Daymond: Yeah, it's the people that we believe are … they either don't really want a deal, because they're very obnoxious in their requests because they feel that Shark Tank is this really great platform, and if they go on there and they talk about their company, that the whole world will obviously know about their company after that, and then they didn't have to give away any of the money to the shark. Or it's just a crazy valuation of the company, because the person has fallen in love with the brand, product, or concept, and then they believe that it is worth way more than what the market will actually pay for it.
We have to hopefully bring them back to reality, or that's a good indication that you have a potential partner that will always be challenging, because they just believe that they have the greatest thing that mankind has ever seen, and that they're going to over valuate the product, or themselves, and they're just not going to be able to go out into the market and sell, because it's just not realistic.
Joe: All right, so and I'm glad that you ... I'm glad that you broke that down because one, it's great to understand what you guys mean by the term on the show, but also I think sometimes small businesses can approach banks, or VC funding, or even private investors, maybe they don't have the platform of Shark Tank, but they have that same mentality. They're too emotionally connected, and they've described an emotional value component, and then they're deflated when they go to a banker and the banker is making it all about the numbers.
I think the big takeaway from there is any investor is investing because they want a return on the investment, and if a bank, or an investor, or somebody on Shark Tank isn't going to get the return, then they're not going to give you money, no matter how much money they might have. As accountants listening in the audience today, we need to make sure that we can connect that value proposition to the person that wants to lend our client the money. That's really good.
Daymond: Correct. There's two type of buyers out in the market. There are people that want to make an investment, and they want to scale the company, they see the opportunity there, and accountants can clearly share that opportunity. Then the other person is somebody that there's a strategic value to it. You are somebody, you are a great store, you have a lot of locations, but you haven't been able to get people, the millennials into your store, so you go and acquire a product and/or brand that is going to bring millennials in there. You may overvalue the opportunity, but you're doing it for a different reason.
======
Problems and tasks:
a: In the Shark Tank interview, which sources of funding does Joe say small businesses can approach with the same mentality? List each one.
b: Carry on the Shark Tank interview from the point where it stops.

Dataset:
======
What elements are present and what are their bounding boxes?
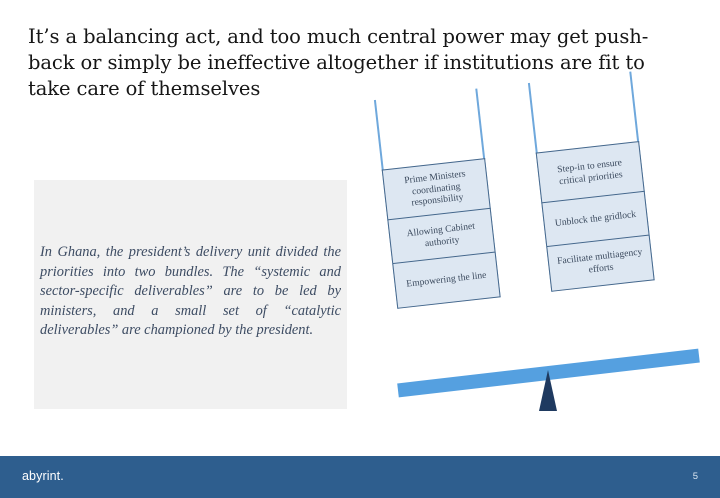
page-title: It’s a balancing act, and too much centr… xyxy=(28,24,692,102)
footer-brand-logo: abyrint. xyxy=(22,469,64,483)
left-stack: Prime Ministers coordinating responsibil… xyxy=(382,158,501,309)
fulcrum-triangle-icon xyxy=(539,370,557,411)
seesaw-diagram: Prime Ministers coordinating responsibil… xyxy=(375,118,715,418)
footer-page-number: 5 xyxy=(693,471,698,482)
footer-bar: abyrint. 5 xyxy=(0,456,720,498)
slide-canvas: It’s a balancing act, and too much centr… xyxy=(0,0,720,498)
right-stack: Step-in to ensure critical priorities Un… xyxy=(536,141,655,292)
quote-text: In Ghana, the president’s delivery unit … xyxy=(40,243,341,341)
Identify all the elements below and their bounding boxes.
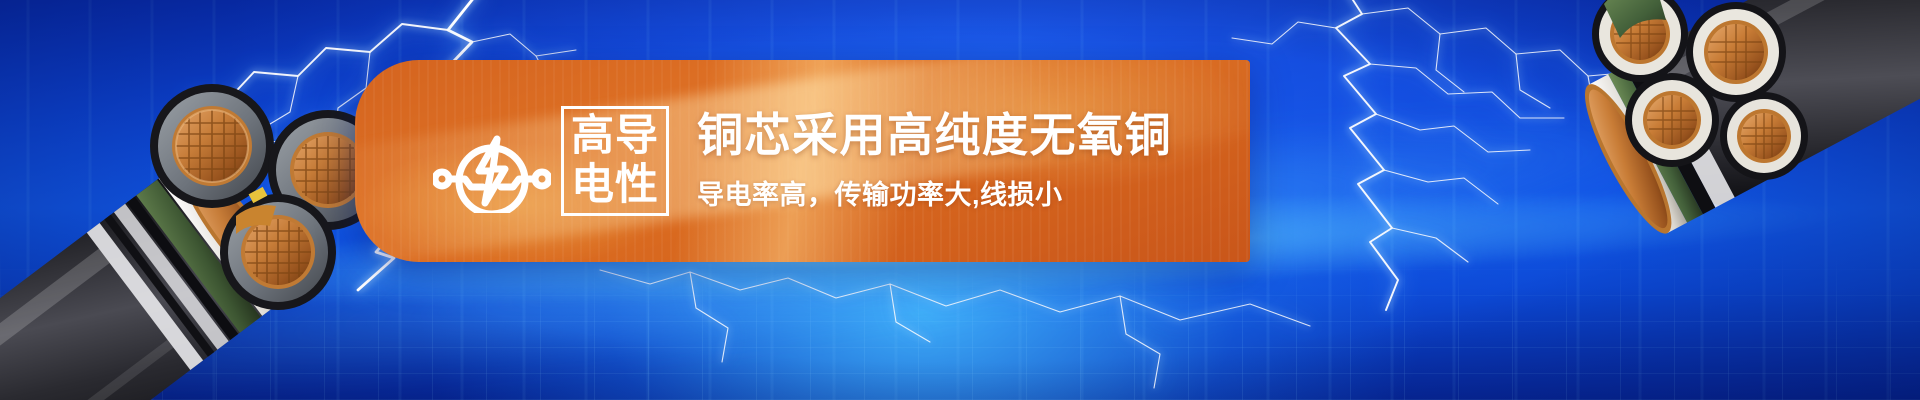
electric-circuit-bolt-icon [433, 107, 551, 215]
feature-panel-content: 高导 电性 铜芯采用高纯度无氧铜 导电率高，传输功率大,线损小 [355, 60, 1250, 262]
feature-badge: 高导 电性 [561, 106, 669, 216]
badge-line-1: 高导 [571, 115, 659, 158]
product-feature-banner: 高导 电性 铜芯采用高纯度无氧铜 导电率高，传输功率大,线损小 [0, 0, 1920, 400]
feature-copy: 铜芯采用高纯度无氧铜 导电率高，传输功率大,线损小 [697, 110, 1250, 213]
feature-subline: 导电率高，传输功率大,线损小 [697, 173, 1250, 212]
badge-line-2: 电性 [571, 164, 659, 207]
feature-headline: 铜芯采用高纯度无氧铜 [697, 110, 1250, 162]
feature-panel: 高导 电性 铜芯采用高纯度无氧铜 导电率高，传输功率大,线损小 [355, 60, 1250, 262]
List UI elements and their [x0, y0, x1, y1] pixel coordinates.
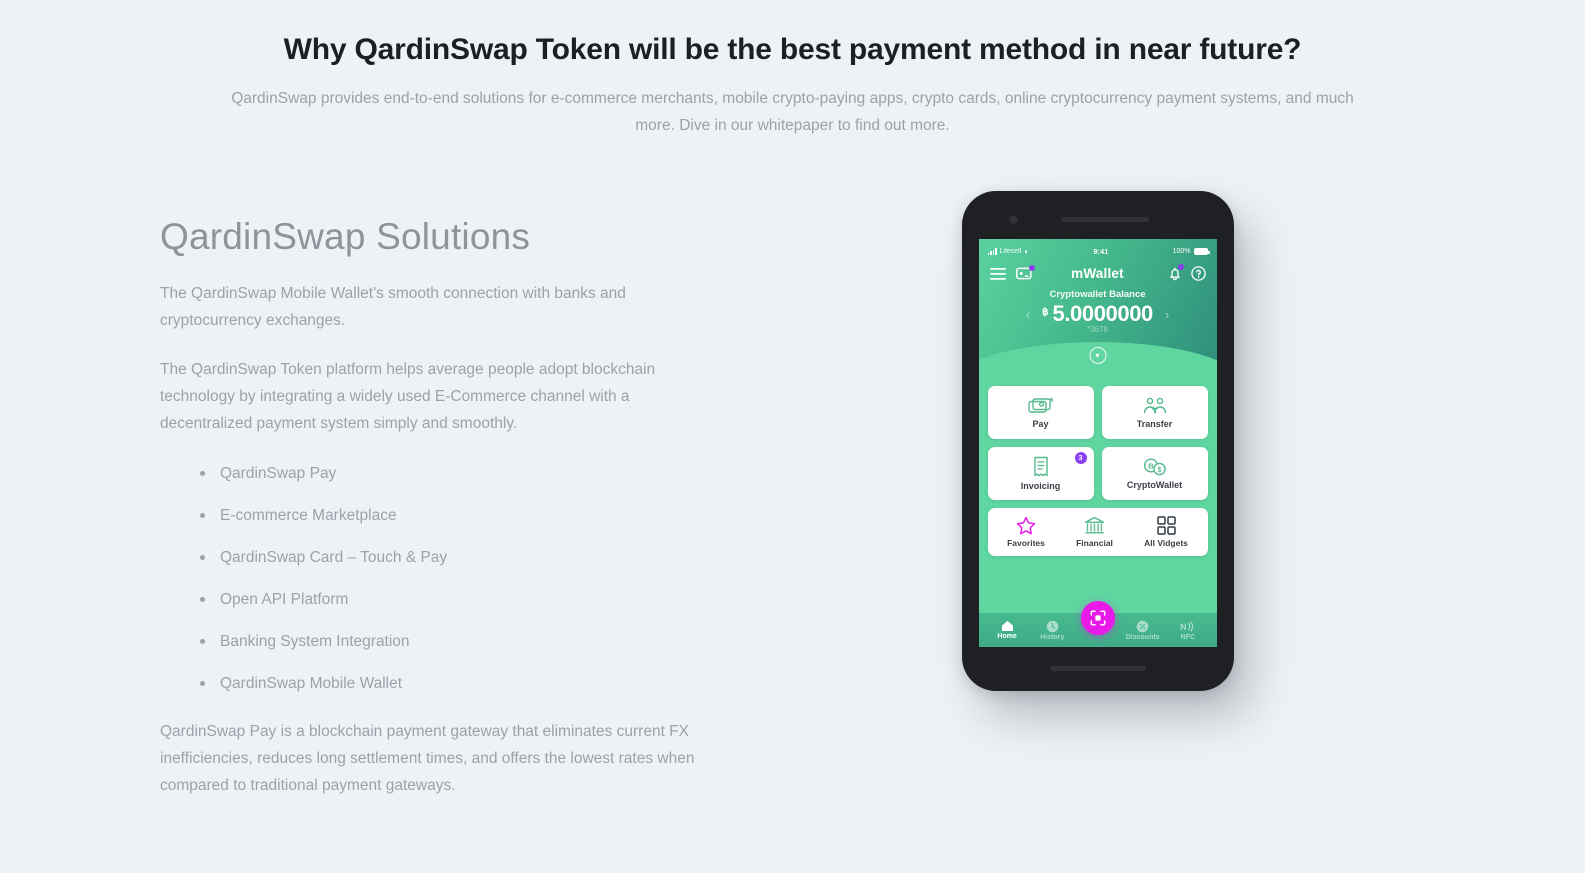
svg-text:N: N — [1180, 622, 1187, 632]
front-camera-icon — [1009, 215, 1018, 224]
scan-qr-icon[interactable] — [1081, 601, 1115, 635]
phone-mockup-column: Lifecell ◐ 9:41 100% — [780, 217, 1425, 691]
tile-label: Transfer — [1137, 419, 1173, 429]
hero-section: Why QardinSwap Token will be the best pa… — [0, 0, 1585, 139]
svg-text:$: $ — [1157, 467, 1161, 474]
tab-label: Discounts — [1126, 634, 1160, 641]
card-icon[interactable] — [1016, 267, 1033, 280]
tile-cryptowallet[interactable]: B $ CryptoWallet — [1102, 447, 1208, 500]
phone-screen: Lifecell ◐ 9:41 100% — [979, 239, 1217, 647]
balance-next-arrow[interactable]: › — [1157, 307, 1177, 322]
======
Answers:
a:
- Banks
- VC funding
- Private investors

b:
Let's look at somebody like, Apple Computer, by going out and acquiring Dr. Dre's Beats, the headphone company obviously, and Dre's music catalog, or music services, they wanted to bring the cooler kids in there. They didn't need to create a new pair of headphones, there's a million companies that have headphones, so they paid a pretty big valuation for that due to bringing these millennials in the store.
The accountant out there needs ... They have two jobs. They have a job of looking at the potential buyer who's coming into the company and seeing where the numbers meet the sizzle, if there is sizzle. All right? That's their one job. The other job is to give that owner or person they're consulting, that advice of a realistic approach so that person understands and they can walk in the room and they can pick their negotiation tactics, but let them know, don't over inflate the number here or there because their accountant on their side is going to ask us some questions, some really hard questions you're going to have to come up with some answers for. Make sure that they give the owner that insight and that ammunition to walk into the room.
Joe: That's really, really good advice. Right now, small business lending, and small business funding is a major challenge, so all of this advice is really, really helpful to the accountants listening in.
I'm going to turn the tide for just a second, everybody knows that the successes of FUBU and all of your other interests, your clothing lines, and everything that you represent - powerful, powerful brands. We can celebrate those successes, but the reality is the path to success is never as smooth from the inside, as it appears from the outside. I wanted to know if maybe you would share some of the mistakes you made along the way, especially those related to the numbers, and some things you wished you'd approached differently?
Daymond: Oh, absolutely. There's too many for me to share, for us to do in this short period of time, but I can share some of those great failures, which it's taught me a lot of things. One that I like to talk about is more of a mistake I made when I had money. That's when I came up with the concept of “The Power of Broke”, because I realized that some of my biggest and most costly mistakes is when I actually had money, and I didn't activate the power of broke. Early in 2000, we acquired a company called Heatherette. Now the company Heatherette was, and it's a decent company now, but it was a very popular company then ran by two great guys named Richie Rich and Traver Rains.
This company sold clothes for the pop culture teens though, teens anywhere from the age 15 to 25, females. They had a huge amount of free advertising out in the market. Every time somebody would do a big fashion week in New York City that happened two times a year, they would give them an arena for free. Naomi Campbell, Kimora Lee Simmons, would walk the runway for free. Naomi Campbell costs a $100,000 to walk down the runway. She would do it for free, she absolutely wanted to be part of this, these kids. These kids were activating the power of broke, the entire world was talking about them.
The way I looked at it is, I said, "You know what? One of the black holes in any of our brands or companies is how to get it out to market? Do we do print, runway? Do we do commercials, radio, TV?” We can spend easy, millions and millions of dollars to try and get it out to the customer. These guys have it all covered. Daily News is writing them up, and ABC is running them on the news, and everybody's following them.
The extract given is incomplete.